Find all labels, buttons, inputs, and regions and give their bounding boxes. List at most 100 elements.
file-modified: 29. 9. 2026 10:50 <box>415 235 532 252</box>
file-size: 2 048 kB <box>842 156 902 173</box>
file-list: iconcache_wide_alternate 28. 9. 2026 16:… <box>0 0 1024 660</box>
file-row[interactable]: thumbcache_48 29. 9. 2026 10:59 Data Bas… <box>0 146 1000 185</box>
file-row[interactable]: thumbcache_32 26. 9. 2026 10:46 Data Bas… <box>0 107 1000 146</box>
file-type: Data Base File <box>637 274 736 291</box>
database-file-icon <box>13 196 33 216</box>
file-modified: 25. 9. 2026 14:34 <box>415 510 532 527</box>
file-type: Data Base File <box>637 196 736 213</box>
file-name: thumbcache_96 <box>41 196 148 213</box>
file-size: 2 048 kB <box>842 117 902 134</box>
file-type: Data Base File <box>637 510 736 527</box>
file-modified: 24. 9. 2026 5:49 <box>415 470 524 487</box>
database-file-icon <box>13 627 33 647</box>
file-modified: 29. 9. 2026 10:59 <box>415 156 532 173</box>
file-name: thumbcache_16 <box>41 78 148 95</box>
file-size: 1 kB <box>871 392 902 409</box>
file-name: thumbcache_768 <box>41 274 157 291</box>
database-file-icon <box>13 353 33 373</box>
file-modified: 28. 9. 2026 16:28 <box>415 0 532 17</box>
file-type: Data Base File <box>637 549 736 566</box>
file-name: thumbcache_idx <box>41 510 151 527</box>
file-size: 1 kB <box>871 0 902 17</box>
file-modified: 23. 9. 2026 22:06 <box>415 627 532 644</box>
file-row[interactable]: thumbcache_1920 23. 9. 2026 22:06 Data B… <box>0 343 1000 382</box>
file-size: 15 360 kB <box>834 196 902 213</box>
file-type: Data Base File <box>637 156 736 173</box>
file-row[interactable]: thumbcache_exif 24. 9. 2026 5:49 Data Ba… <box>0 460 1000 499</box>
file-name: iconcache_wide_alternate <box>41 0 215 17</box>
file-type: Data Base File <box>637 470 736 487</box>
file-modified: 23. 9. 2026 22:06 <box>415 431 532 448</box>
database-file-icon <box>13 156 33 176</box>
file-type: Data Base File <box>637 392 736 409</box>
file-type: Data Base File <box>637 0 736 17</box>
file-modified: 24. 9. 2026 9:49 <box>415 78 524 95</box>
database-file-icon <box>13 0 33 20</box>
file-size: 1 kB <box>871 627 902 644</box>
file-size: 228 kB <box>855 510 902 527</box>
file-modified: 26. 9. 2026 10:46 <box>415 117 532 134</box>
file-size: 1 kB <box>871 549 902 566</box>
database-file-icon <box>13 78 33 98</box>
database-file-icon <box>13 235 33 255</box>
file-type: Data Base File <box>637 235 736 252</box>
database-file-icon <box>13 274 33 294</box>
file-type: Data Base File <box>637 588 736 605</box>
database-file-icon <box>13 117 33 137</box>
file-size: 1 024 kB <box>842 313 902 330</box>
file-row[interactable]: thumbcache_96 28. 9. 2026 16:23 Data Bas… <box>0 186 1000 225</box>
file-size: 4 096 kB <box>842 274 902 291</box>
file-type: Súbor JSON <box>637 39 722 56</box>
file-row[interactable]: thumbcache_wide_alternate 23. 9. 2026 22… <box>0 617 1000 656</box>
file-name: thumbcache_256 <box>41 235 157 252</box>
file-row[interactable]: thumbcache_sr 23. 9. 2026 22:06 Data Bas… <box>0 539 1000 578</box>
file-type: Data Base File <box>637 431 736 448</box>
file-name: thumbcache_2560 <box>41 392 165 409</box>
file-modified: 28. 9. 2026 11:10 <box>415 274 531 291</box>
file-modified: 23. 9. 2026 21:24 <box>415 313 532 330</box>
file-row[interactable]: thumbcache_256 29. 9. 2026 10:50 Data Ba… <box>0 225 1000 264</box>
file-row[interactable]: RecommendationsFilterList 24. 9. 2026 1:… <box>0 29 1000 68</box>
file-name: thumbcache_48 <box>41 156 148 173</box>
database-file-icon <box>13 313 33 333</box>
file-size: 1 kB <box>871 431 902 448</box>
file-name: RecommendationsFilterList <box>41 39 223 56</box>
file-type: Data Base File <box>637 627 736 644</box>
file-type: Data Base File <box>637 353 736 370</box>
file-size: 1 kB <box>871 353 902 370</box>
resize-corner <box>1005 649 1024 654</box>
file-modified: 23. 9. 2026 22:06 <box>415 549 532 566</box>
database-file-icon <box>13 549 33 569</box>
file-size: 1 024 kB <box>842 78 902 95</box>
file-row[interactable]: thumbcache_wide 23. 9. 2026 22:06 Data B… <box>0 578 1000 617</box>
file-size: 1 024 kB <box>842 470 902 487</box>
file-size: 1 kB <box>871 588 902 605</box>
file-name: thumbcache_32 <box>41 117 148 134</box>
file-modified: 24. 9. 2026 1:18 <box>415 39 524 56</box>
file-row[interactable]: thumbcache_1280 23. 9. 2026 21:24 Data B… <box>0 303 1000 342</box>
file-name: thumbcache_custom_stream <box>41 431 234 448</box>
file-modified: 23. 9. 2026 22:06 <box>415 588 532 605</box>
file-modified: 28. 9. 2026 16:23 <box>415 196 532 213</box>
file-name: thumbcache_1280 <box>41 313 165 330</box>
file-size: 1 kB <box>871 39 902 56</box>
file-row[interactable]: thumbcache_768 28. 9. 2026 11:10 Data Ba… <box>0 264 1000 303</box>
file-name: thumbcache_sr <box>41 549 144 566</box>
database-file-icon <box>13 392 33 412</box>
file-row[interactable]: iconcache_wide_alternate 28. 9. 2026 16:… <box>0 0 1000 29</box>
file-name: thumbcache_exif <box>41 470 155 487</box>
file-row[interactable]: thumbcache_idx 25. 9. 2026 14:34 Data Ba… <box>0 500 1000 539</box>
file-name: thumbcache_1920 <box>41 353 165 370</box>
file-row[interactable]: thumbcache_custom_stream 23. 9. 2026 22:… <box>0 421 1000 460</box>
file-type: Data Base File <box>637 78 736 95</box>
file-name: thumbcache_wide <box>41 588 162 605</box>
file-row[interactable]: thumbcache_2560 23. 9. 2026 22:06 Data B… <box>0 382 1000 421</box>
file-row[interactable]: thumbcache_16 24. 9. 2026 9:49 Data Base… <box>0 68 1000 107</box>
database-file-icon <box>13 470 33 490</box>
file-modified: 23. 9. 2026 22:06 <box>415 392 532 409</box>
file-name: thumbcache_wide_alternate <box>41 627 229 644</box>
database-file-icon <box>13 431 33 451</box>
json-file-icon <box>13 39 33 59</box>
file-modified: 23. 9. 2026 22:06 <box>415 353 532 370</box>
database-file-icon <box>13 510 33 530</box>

PROBLEM STATEMENT:
Retype the items from the start through the line containing "file-row[interactable]: thumbcache_exif 24.", keeping each line as it appears.

REPLY TO THE EXERCISE:
Find all labels, buttons, inputs, and regions and give their bounding boxes. List at most 100 elements.
file-modified: 29. 9. 2026 10:50 <box>415 235 532 252</box>
file-size: 2 048 kB <box>842 156 902 173</box>
file-list: iconcache_wide_alternate 28. 9. 2026 16:… <box>0 0 1024 660</box>
file-row[interactable]: thumbcache_48 29. 9. 2026 10:59 Data Bas… <box>0 146 1000 185</box>
file-row[interactable]: thumbcache_32 26. 9. 2026 10:46 Data Bas… <box>0 107 1000 146</box>
file-type: Data Base File <box>637 274 736 291</box>
database-file-icon <box>13 196 33 216</box>
file-modified: 25. 9. 2026 14:34 <box>415 510 532 527</box>
file-type: Data Base File <box>637 196 736 213</box>
file-name: thumbcache_96 <box>41 196 148 213</box>
file-size: 2 048 kB <box>842 117 902 134</box>
file-type: Data Base File <box>637 510 736 527</box>
file-modified: 24. 9. 2026 5:49 <box>415 470 524 487</box>
database-file-icon <box>13 627 33 647</box>
file-modified: 29. 9. 2026 10:59 <box>415 156 532 173</box>
file-name: thumbcache_16 <box>41 78 148 95</box>
file-size: 1 kB <box>871 392 902 409</box>
file-name: thumbcache_768 <box>41 274 157 291</box>
database-file-icon <box>13 353 33 373</box>
file-modified: 28. 9. 2026 16:28 <box>415 0 532 17</box>
file-type: Data Base File <box>637 549 736 566</box>
file-name: thumbcache_idx <box>41 510 151 527</box>
file-size: 1 kB <box>871 0 902 17</box>
file-modified: 23. 9. 2026 22:06 <box>415 627 532 644</box>
file-row[interactable]: thumbcache_1920 23. 9. 2026 22:06 Data B… <box>0 343 1000 382</box>
file-size: 15 360 kB <box>834 196 902 213</box>
file-type: Data Base File <box>637 156 736 173</box>
file-row[interactable]: thumbcache_exif 24. 9. 2026 5:49 Data Ba… <box>0 460 1000 499</box>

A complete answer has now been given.